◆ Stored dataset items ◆
+---+

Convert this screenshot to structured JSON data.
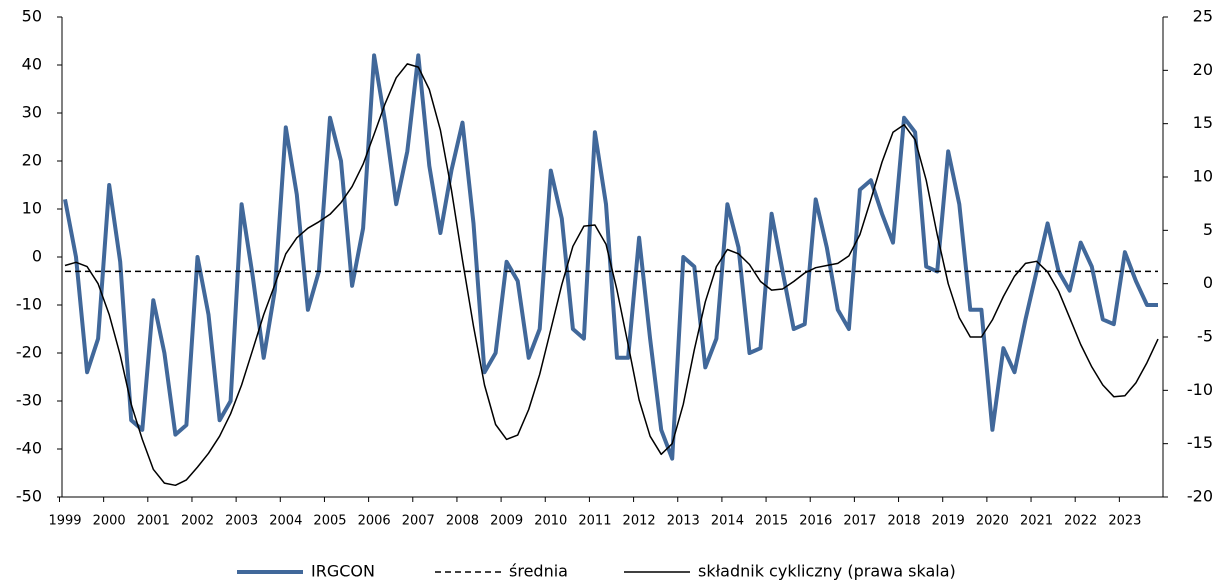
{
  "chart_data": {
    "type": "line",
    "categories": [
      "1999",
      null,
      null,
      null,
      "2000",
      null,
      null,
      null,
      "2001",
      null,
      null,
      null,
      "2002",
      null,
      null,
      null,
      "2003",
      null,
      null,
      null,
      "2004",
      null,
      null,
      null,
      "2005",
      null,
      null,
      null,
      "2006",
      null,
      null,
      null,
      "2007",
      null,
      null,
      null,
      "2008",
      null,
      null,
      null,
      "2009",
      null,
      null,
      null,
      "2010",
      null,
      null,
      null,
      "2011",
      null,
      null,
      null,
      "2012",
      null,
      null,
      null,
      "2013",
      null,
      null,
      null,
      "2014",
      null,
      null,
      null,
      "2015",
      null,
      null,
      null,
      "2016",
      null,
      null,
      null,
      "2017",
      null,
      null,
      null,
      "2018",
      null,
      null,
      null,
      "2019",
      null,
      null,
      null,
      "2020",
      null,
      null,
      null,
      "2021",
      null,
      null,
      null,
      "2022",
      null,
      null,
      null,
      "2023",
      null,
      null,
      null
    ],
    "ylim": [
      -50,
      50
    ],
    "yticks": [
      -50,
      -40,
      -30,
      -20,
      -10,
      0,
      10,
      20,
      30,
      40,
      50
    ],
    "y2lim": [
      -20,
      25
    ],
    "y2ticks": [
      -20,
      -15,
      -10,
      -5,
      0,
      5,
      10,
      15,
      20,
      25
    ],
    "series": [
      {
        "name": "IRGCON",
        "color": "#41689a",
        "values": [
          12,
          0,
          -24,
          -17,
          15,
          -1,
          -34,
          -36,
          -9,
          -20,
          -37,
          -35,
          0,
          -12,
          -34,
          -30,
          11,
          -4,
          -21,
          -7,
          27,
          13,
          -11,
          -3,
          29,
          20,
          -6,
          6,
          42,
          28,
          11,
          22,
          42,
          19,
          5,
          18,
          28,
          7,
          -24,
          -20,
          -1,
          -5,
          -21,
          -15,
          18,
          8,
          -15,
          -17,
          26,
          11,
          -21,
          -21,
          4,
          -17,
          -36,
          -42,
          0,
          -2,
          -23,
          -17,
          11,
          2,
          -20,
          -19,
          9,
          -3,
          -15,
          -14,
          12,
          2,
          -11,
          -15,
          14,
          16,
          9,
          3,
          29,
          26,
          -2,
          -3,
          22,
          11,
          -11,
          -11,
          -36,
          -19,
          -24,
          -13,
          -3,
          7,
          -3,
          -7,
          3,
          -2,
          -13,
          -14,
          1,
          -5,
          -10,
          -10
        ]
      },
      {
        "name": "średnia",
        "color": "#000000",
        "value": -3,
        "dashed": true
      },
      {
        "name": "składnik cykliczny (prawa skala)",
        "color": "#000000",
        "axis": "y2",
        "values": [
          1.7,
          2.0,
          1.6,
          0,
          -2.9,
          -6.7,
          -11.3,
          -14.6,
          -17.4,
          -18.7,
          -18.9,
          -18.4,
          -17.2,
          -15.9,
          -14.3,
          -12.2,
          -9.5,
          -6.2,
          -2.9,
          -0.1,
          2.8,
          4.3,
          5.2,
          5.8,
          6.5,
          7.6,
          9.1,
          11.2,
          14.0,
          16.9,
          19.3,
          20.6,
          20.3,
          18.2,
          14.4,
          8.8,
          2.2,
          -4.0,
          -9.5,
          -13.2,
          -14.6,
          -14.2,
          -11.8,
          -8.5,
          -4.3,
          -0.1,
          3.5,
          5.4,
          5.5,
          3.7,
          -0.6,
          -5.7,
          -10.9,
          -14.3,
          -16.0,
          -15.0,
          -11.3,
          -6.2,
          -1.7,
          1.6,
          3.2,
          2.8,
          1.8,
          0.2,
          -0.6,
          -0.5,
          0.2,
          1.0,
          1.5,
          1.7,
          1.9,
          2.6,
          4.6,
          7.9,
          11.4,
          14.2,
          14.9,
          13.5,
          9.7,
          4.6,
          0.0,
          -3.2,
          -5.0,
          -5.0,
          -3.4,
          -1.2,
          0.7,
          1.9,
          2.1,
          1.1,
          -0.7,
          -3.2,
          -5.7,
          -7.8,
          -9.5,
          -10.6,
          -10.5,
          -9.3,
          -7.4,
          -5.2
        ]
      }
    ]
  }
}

+---+

◆ Task instructions ◆
Write out again every line above exactly as given; the pictures do not belong in the copy.

◆ Task answer ◆
Convert this screenshot to structured JSON data.
{
  "chart_data": {
    "type": "line",
    "categories": [
      "1999",
      null,
      null,
      null,
      "2000",
      null,
      null,
      null,
      "2001",
      null,
      null,
      null,
      "2002",
      null,
      null,
      null,
      "2003",
      null,
      null,
      null,
      "2004",
      null,
      null,
      null,
      "2005",
      null,
      null,
      null,
      "2006",
      null,
      null,
      null,
      "2007",
      null,
      null,
      null,
      "2008",
      null,
      null,
      null,
      "2009",
      null,
      null,
      null,
      "2010",
      null,
      null,
      null,
      "2011",
      null,
      null,
      null,
      "2012",
      null,
      null,
      null,
      "2013",
      null,
      null,
      null,
      "2014",
      null,
      null,
      null,
      "2015",
      null,
      null,
      null,
      "2016",
      null,
      null,
      null,
      "2017",
      null,
      null,
      null,
      "2018",
      null,
      null,
      null,
      "2019",
      null,
      null,
      null,
      "2020",
      null,
      null,
      null,
      "2021",
      null,
      null,
      null,
      "2022",
      null,
      null,
      null,
      "2023",
      null,
      null,
      null
    ],
    "ylim": [
      -50,
      50
    ],
    "yticks": [
      -50,
      -40,
      -30,
      -20,
      -10,
      0,
      10,
      20,
      30,
      40,
      50
    ],
    "y2lim": [
      -20,
      25
    ],
    "y2ticks": [
      -20,
      -15,
      -10,
      -5,
      0,
      5,
      10,
      15,
      20,
      25
    ],
    "series": [
      {
        "name": "IRGCON",
        "color": "#41689a",
        "values": [
          12,
          0,
          -24,
          -17,
          15,
          -1,
          -34,
          -36,
          -9,
          -20,
          -37,
          -35,
          0,
          -12,
          -34,
          -30,
          11,
          -4,
          -21,
          -7,
          27,
          13,
          -11,
          -3,
          29,
          20,
          -6,
          6,
          42,
          28,
          11,
          22,
          42,
          19,
          5,
          18,
          28,
          7,
          -24,
          -20,
          -1,
          -5,
          -21,
          -15,
          18,
          8,
          -15,
          -17,
          26,
          11,
          -21,
          -21,
          4,
          -17,
          -36,
          -42,
          0,
          -2,
          -23,
          -17,
          11,
          2,
          -20,
          -19,
          9,
          -3,
          -15,
          -14,
          12,
          2,
          -11,
          -15,
          14,
          16,
          9,
          3,
          29,
          26,
          -2,
          -3,
          22,
          11,
          -11,
          -11,
          -36,
          -19,
          -24,
          -13,
          -3,
          7,
          -3,
          -7,
          3,
          -2,
          -13,
          -14,
          1,
          -5,
          -10,
          -10
        ]
      },
      {
        "name": "średnia",
        "color": "#000000",
        "value": -3,
        "dashed": true
      },
      {
        "name": "składnik cykliczny (prawa skala)",
        "color": "#000000",
        "axis": "y2",
        "values": [
          1.7,
          2.0,
          1.6,
          0,
          -2.9,
          -6.7,
          -11.3,
          -14.6,
          -17.4,
          -18.7,
          -18.9,
          -18.4,
          -17.2,
          -15.9,
          -14.3,
          -12.2,
          -9.5,
          -6.2,
          -2.9,
          -0.1,
          2.8,
          4.3,
          5.2,
          5.8,
          6.5,
          7.6,
          9.1,
          11.2,
          14.0,
          16.9,
          19.3,
          20.6,
          20.3,
          18.2,
          14.4,
          8.8,
          2.2,
          -4.0,
          -9.5,
          -13.2,
          -14.6,
          -14.2,
          -11.8,
          -8.5,
          -4.3,
          -0.1,
          3.5,
          5.4,
          5.5,
          3.7,
          -0.6,
          -5.7,
          -10.9,
          -14.3,
          -16.0,
          -15.0,
          -11.3,
          -6.2,
          -1.7,
          1.6,
          3.2,
          2.8,
          1.8,
          0.2,
          -0.6,
          -0.5,
          0.2,
          1.0,
          1.5,
          1.7,
          1.9,
          2.6,
          4.6,
          7.9,
          11.4,
          14.2,
          14.9,
          13.5,
          9.7,
          4.6,
          0.0,
          -3.2,
          -5.0,
          -5.0,
          -3.4,
          -1.2,
          0.7,
          1.9,
          2.1,
          1.1,
          -0.7,
          -3.2,
          -5.7,
          -7.8,
          -9.5,
          -10.6,
          -10.5,
          -9.3,
          -7.4,
          -5.2
        ]
      }
    ]
  }
}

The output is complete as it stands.